> **Work to complete**: Reproduce the entries in full, with no changes.

> **Data in this exercise**:
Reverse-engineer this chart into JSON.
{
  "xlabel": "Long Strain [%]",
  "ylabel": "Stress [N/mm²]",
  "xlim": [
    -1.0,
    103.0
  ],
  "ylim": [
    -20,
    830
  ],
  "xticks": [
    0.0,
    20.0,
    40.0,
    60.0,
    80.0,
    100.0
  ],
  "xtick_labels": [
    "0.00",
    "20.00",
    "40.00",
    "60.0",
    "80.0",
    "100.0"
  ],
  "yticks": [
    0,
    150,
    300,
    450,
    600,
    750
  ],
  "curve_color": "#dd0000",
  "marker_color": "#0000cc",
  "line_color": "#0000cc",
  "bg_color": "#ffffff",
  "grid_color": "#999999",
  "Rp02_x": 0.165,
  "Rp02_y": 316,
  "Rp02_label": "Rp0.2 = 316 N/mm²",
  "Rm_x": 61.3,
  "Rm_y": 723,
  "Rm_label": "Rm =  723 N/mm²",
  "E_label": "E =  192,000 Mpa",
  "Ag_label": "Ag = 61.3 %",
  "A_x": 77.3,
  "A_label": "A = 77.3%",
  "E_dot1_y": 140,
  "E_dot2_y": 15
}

> **Result of this task**:
Reverse-engineer this chart into JSON.
{
  "xlabel": "Long Strain [%]",
  "ylabel": "Stress [N/mm²]",
  "xlim": [
    -1.0,
    103.0
  ],
  "ylim": [
    -20,
    830
  ],
  "xticks": [
    0.0,
    20.0,
    40.0,
    60.0,
    80.0,
    100.0
  ],
  "xtick_labels": [
    "0.00",
    "20.00",
    "40.00",
    "60.0",
    "80.0",
    "100.0"
  ],
  "yticks": [
    0,
    150,
    300,
    450,
    600,
    750
  ],
  "curve_color": "#dd0000",
  "marker_color": "#0000cc",
  "line_color": "#0000cc",
  "bg_color": "#ffffff",
  "grid_color": "#999999",
  "Rp02_x": 0.165,
  "Rp02_y": 316,
  "Rp02_label": "Rp0.2 = 316 N/mm²",
  "Rm_x": 61.3,
  "Rm_y": 723,
  "Rm_label": "Rm =  723 N/mm²",
  "E_label": "E =  192,000 Mpa",
  "Ag_label": "Ag = 61.3 %",
  "A_x": 77.3,
  "A_label": "A = 77.3%",
  "E_dot1_y": 140,
  "E_dot2_y": 15
}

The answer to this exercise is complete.